■ **EXERCISE REQUIREMENTS**:
Without including any pictures, write out all the entries exactly.
─── SOURCE DATA ───
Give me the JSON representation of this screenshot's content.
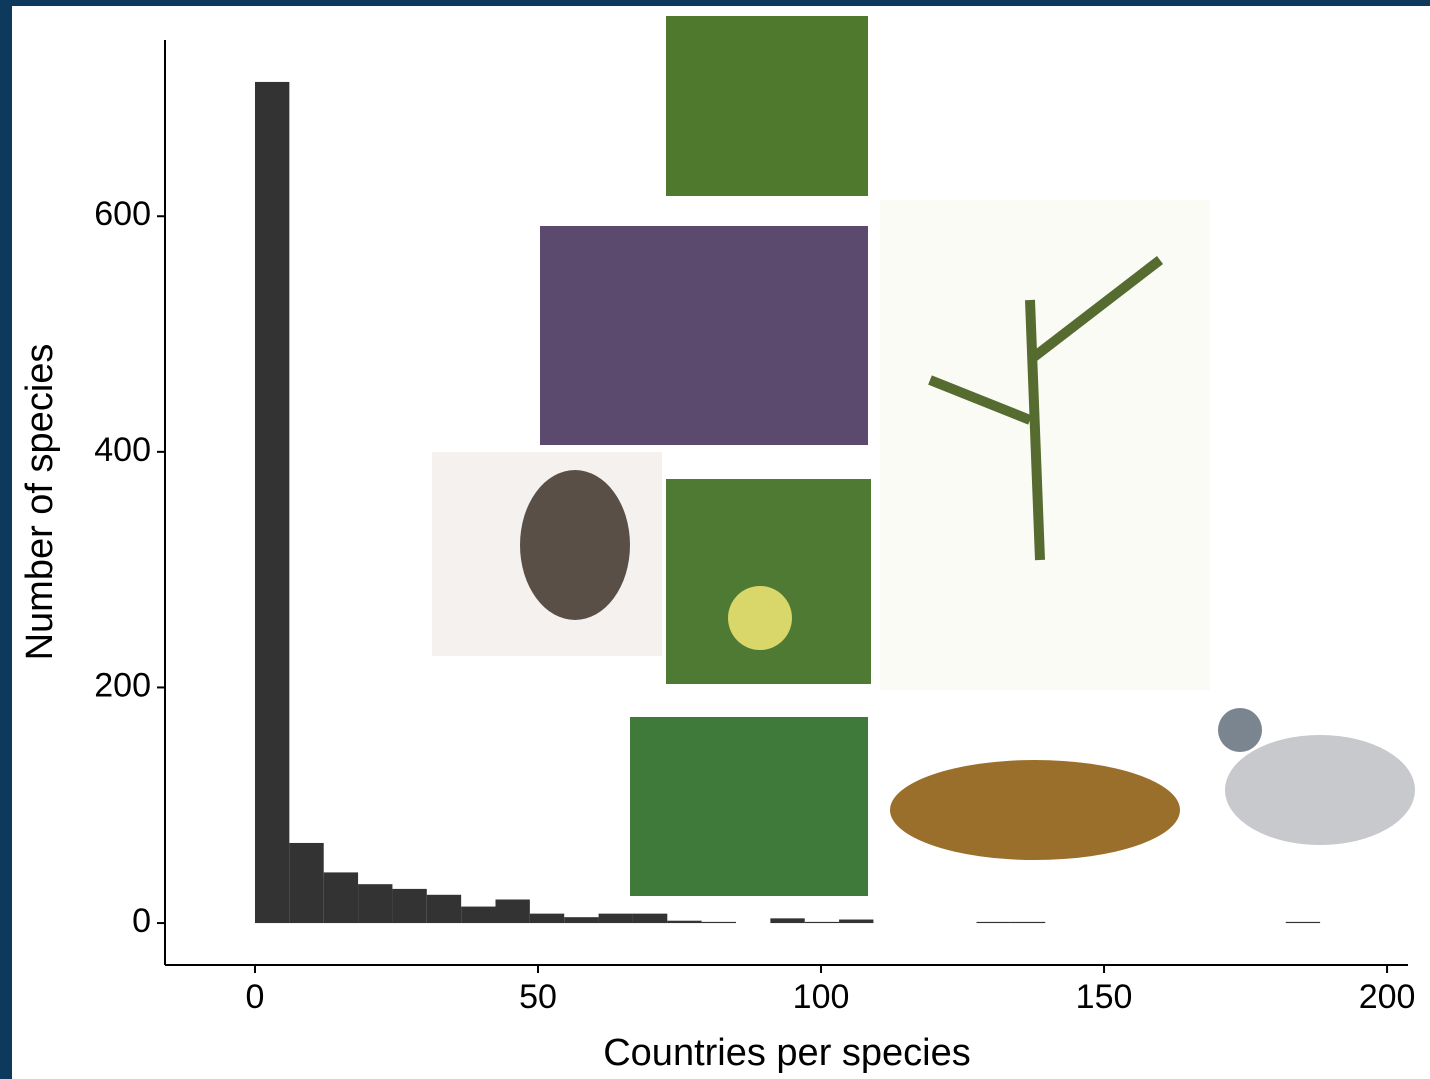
{
  "chart_data": {
    "type": "histogram",
    "xlabel": "Countries per species",
    "ylabel": "Number of species",
    "bins": [
      0,
      6.07,
      12.14,
      18.21,
      24.28,
      30.35,
      36.42,
      42.49,
      48.56,
      54.63,
      60.7,
      66.77,
      72.84,
      78.91,
      84.98,
      91.05,
      97.12,
      103.19,
      109.26,
      115.33,
      121.4,
      127.47,
      133.54,
      139.61,
      145.68,
      151.75,
      157.82,
      163.89,
      169.96,
      176.03,
      182.1,
      188.17,
      194.24
    ],
    "counts": [
      714,
      68,
      43,
      33,
      29,
      24,
      14,
      20,
      8,
      5,
      8,
      8,
      2,
      1,
      0,
      4,
      1,
      3,
      0,
      0,
      0,
      1,
      1,
      0,
      0,
      0,
      0,
      0,
      0,
      0,
      1,
      0
    ],
    "color": "#333333",
    "xlim": [
      -15.9,
      203.7
    ],
    "xticks": [
      0,
      50,
      100,
      150,
      200
    ],
    "ylim": [
      -35.6,
      749.6
    ],
    "yticks": [
      0,
      200,
      400,
      600
    ]
  }
}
───
■ **COMPLETE OUTPUT**:
Give me the JSON representation of this screenshot's content.
{
  "chart_data": {
    "type": "histogram",
    "xlabel": "Countries per species",
    "ylabel": "Number of species",
    "bins": [
      0,
      6.07,
      12.14,
      18.21,
      24.28,
      30.35,
      36.42,
      42.49,
      48.56,
      54.63,
      60.7,
      66.77,
      72.84,
      78.91,
      84.98,
      91.05,
      97.12,
      103.19,
      109.26,
      115.33,
      121.4,
      127.47,
      133.54,
      139.61,
      145.68,
      151.75,
      157.82,
      163.89,
      169.96,
      176.03,
      182.1,
      188.17,
      194.24
    ],
    "counts": [
      714,
      68,
      43,
      33,
      29,
      24,
      14,
      20,
      8,
      5,
      8,
      8,
      2,
      1,
      0,
      4,
      1,
      3,
      0,
      0,
      0,
      1,
      1,
      0,
      0,
      0,
      0,
      0,
      0,
      0,
      1,
      0
    ],
    "color": "#333333",
    "xlim": [
      -15.9,
      203.7
    ],
    "xticks": [
      0,
      50,
      100,
      150,
      200
    ],
    "ylim": [
      -35.6,
      749.6
    ],
    "yticks": [
      0,
      200,
      400,
      600
    ]
  }
}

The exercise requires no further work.